(Dataset records)

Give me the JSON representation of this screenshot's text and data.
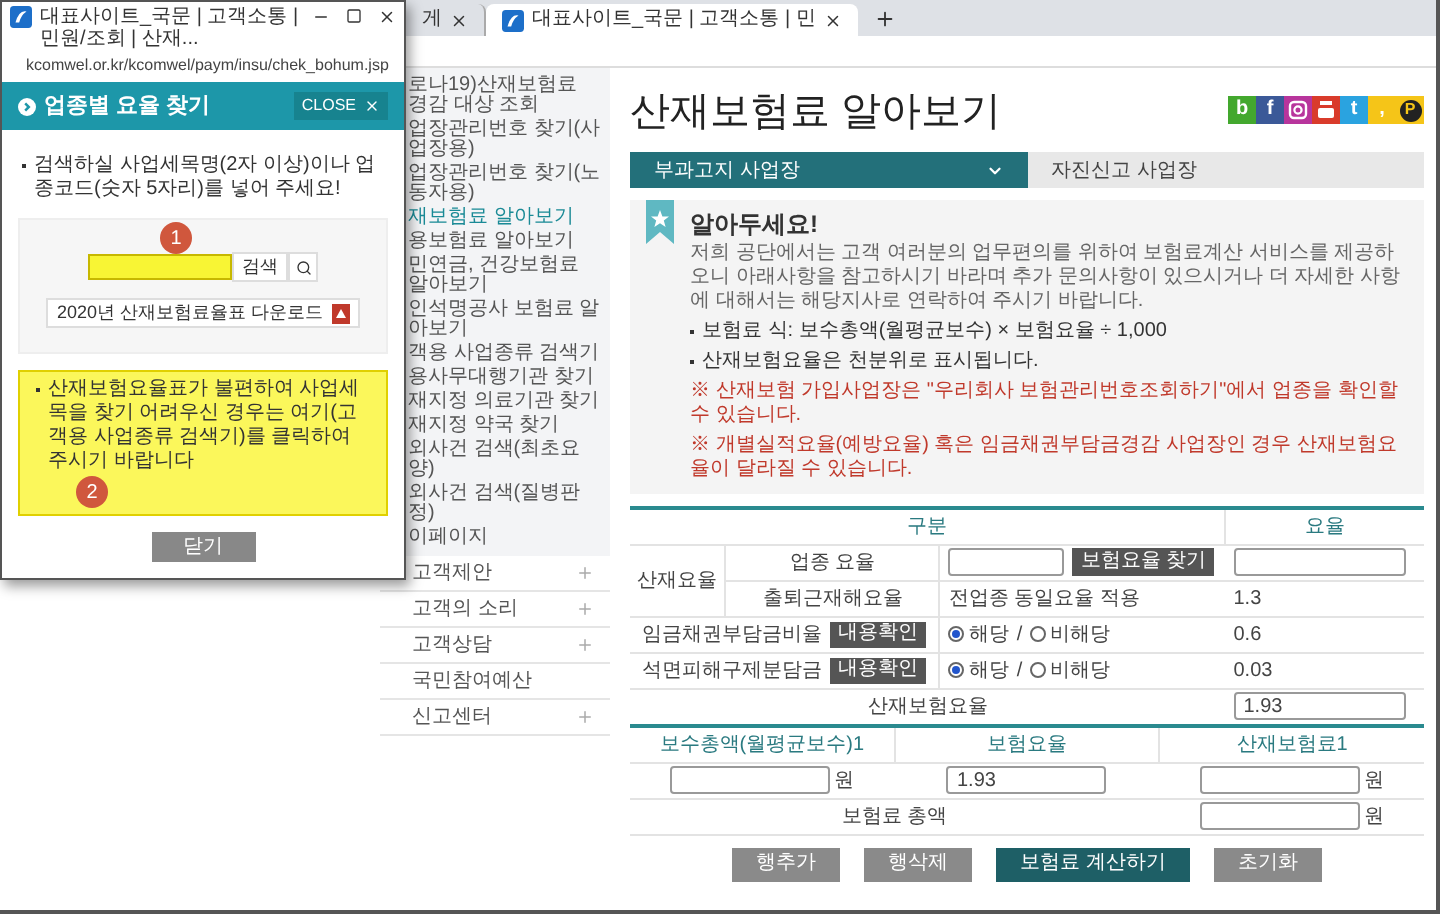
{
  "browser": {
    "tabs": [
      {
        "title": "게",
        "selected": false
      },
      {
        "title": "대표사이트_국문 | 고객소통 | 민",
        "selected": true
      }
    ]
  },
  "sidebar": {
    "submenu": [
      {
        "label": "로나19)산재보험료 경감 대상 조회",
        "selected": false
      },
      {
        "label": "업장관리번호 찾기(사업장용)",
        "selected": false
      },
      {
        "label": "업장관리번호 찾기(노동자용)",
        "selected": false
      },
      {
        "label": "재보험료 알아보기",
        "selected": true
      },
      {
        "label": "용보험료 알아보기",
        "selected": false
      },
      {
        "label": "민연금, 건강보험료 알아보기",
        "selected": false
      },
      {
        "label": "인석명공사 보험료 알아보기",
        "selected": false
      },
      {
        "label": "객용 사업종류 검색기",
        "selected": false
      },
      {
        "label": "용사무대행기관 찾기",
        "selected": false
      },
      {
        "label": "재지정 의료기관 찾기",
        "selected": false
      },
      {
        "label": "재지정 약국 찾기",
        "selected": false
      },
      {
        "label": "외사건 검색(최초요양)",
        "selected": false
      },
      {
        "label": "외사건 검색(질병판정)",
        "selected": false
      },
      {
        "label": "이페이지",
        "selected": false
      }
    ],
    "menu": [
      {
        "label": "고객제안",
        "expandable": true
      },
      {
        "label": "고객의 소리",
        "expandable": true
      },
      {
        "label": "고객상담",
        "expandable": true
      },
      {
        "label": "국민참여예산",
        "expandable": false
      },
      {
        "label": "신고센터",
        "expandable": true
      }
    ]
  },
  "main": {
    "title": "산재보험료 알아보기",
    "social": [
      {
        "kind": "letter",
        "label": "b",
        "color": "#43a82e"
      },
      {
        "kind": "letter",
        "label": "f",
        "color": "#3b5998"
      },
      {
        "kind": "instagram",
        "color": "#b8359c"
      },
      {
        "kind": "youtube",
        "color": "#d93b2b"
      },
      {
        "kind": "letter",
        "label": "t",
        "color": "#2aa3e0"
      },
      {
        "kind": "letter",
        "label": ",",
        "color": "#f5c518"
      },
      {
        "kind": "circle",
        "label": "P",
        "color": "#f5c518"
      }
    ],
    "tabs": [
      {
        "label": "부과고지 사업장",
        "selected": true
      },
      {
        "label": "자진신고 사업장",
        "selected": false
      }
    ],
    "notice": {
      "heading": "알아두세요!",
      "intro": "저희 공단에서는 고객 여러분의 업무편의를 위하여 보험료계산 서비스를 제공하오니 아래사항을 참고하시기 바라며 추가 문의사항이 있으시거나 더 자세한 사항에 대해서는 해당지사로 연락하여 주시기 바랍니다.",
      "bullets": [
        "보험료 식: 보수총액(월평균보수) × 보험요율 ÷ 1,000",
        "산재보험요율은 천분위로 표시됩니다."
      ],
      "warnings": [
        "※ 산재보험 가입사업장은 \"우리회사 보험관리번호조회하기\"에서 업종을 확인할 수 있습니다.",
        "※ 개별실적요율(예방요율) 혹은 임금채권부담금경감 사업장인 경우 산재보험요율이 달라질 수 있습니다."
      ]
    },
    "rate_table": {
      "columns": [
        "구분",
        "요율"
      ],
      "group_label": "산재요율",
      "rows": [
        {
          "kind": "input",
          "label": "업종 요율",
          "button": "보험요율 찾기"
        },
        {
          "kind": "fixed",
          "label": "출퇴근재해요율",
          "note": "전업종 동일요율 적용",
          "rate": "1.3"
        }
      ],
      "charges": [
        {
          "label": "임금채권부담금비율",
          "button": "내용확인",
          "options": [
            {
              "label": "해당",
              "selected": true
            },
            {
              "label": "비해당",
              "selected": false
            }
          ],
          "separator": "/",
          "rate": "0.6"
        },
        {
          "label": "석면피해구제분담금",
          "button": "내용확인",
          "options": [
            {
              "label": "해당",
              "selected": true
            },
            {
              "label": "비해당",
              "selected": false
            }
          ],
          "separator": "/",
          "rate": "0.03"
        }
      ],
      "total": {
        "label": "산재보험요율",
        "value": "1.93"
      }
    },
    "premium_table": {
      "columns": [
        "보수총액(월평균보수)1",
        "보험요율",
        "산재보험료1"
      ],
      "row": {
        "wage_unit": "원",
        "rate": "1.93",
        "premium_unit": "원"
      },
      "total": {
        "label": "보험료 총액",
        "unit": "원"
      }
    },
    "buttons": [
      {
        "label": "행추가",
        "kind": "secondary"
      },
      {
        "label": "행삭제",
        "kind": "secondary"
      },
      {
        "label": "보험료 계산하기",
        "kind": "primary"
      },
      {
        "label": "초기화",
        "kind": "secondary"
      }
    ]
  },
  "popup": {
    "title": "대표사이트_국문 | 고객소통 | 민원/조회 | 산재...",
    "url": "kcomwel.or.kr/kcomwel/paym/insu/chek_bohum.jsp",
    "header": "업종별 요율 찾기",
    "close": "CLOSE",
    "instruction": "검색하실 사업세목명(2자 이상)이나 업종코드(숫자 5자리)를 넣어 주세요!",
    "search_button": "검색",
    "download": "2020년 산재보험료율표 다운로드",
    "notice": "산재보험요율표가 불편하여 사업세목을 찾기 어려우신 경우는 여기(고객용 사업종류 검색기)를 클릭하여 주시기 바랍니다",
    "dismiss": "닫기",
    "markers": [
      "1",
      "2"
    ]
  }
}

REQUIREMENT
Your task is to transcribe all of the records precisely, with no images included.

CORRECT OUTPUT
Give me the JSON representation of this screenshot's text and data.
{
  "browser": {
    "tabs": [
      {
        "title": "게",
        "selected": false
      },
      {
        "title": "대표사이트_국문 | 고객소통 | 민",
        "selected": true
      }
    ]
  },
  "sidebar": {
    "submenu": [
      {
        "label": "로나19)산재보험료 경감 대상 조회",
        "selected": false
      },
      {
        "label": "업장관리번호 찾기(사업장용)",
        "selected": false
      },
      {
        "label": "업장관리번호 찾기(노동자용)",
        "selected": false
      },
      {
        "label": "재보험료 알아보기",
        "selected": true
      },
      {
        "label": "용보험료 알아보기",
        "selected": false
      },
      {
        "label": "민연금, 건강보험료 알아보기",
        "selected": false
      },
      {
        "label": "인석명공사 보험료 알아보기",
        "selected": false
      },
      {
        "label": "객용 사업종류 검색기",
        "selected": false
      },
      {
        "label": "용사무대행기관 찾기",
        "selected": false
      },
      {
        "label": "재지정 의료기관 찾기",
        "selected": false
      },
      {
        "label": "재지정 약국 찾기",
        "selected": false
      },
      {
        "label": "외사건 검색(최초요양)",
        "selected": false
      },
      {
        "label": "외사건 검색(질병판정)",
        "selected": false
      },
      {
        "label": "이페이지",
        "selected": false
      }
    ],
    "menu": [
      {
        "label": "고객제안",
        "expandable": true
      },
      {
        "label": "고객의 소리",
        "expandable": true
      },
      {
        "label": "고객상담",
        "expandable": true
      },
      {
        "label": "국민참여예산",
        "expandable": false
      },
      {
        "label": "신고센터",
        "expandable": true
      }
    ]
  },
  "main": {
    "title": "산재보험료 알아보기",
    "social": [
      {
        "kind": "letter",
        "label": "b",
        "color": "#43a82e"
      },
      {
        "kind": "letter",
        "label": "f",
        "color": "#3b5998"
      },
      {
        "kind": "instagram",
        "color": "#b8359c"
      },
      {
        "kind": "youtube",
        "color": "#d93b2b"
      },
      {
        "kind": "letter",
        "label": "t",
        "color": "#2aa3e0"
      },
      {
        "kind": "letter",
        "label": ",",
        "color": "#f5c518"
      },
      {
        "kind": "circle",
        "label": "P",
        "color": "#f5c518"
      }
    ],
    "tabs": [
      {
        "label": "부과고지 사업장",
        "selected": true
      },
      {
        "label": "자진신고 사업장",
        "selected": false
      }
    ],
    "notice": {
      "heading": "알아두세요!",
      "intro": "저희 공단에서는 고객 여러분의 업무편의를 위하여 보험료계산 서비스를 제공하오니 아래사항을 참고하시기 바라며 추가 문의사항이 있으시거나 더 자세한 사항에 대해서는 해당지사로 연락하여 주시기 바랍니다.",
      "bullets": [
        "보험료 식: 보수총액(월평균보수) × 보험요율 ÷ 1,000",
        "산재보험요율은 천분위로 표시됩니다."
      ],
      "warnings": [
        "※ 산재보험 가입사업장은 \"우리회사 보험관리번호조회하기\"에서 업종을 확인할 수 있습니다.",
        "※ 개별실적요율(예방요율) 혹은 임금채권부담금경감 사업장인 경우 산재보험요율이 달라질 수 있습니다."
      ]
    },
    "rate_table": {
      "columns": [
        "구분",
        "요율"
      ],
      "group_label": "산재요율",
      "rows": [
        {
          "kind": "input",
          "label": "업종 요율",
          "button": "보험요율 찾기"
        },
        {
          "kind": "fixed",
          "label": "출퇴근재해요율",
          "note": "전업종 동일요율 적용",
          "rate": "1.3"
        }
      ],
      "charges": [
        {
          "label": "임금채권부담금비율",
          "button": "내용확인",
          "options": [
            {
              "label": "해당",
              "selected": true
            },
            {
              "label": "비해당",
              "selected": false
            }
          ],
          "separator": "/",
          "rate": "0.6"
        },
        {
          "label": "석면피해구제분담금",
          "button": "내용확인",
          "options": [
            {
              "label": "해당",
              "selected": true
            },
            {
              "label": "비해당",
              "selected": false
            }
          ],
          "separator": "/",
          "rate": "0.03"
        }
      ],
      "total": {
        "label": "산재보험요율",
        "value": "1.93"
      }
    },
    "premium_table": {
      "columns": [
        "보수총액(월평균보수)1",
        "보험요율",
        "산재보험료1"
      ],
      "row": {
        "wage_unit": "원",
        "rate": "1.93",
        "premium_unit": "원"
      },
      "total": {
        "label": "보험료 총액",
        "unit": "원"
      }
    },
    "buttons": [
      {
        "label": "행추가",
        "kind": "secondary"
      },
      {
        "label": "행삭제",
        "kind": "secondary"
      },
      {
        "label": "보험료 계산하기",
        "kind": "primary"
      },
      {
        "label": "초기화",
        "kind": "secondary"
      }
    ]
  },
  "popup": {
    "title": "대표사이트_국문 | 고객소통 | 민원/조회 | 산재...",
    "url": "kcomwel.or.kr/kcomwel/paym/insu/chek_bohum.jsp",
    "header": "업종별 요율 찾기",
    "close": "CLOSE",
    "instruction": "검색하실 사업세목명(2자 이상)이나 업종코드(숫자 5자리)를 넣어 주세요!",
    "search_button": "검색",
    "download": "2020년 산재보험료율표 다운로드",
    "notice": "산재보험요율표가 불편하여 사업세목을 찾기 어려우신 경우는 여기(고객용 사업종류 검색기)를 클릭하여 주시기 바랍니다",
    "dismiss": "닫기",
    "markers": [
      "1",
      "2"
    ]
  }
}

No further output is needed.